◆ **Stated exercise**:
Return the lines below that carry the word "Assistent".

◆ **Entries**:
((

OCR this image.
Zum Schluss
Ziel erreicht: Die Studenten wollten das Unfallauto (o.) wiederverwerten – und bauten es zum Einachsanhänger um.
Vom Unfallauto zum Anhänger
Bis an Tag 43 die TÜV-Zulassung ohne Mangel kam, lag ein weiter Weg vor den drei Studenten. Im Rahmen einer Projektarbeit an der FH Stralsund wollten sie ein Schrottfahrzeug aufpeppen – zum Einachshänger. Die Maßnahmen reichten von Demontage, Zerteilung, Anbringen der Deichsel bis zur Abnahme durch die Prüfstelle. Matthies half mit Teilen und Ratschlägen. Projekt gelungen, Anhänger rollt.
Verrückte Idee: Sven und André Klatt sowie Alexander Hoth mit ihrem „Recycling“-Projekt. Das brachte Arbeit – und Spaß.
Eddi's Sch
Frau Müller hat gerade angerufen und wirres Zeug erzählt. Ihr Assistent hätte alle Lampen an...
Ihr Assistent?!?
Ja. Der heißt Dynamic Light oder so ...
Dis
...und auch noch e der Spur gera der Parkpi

))

◆ **Correct result**:
Frau Müller hat gerade angerufen und wirres Zeug erzählt. Ihr Assistent hätte alle Lampen an...
Ihr Assistent?!?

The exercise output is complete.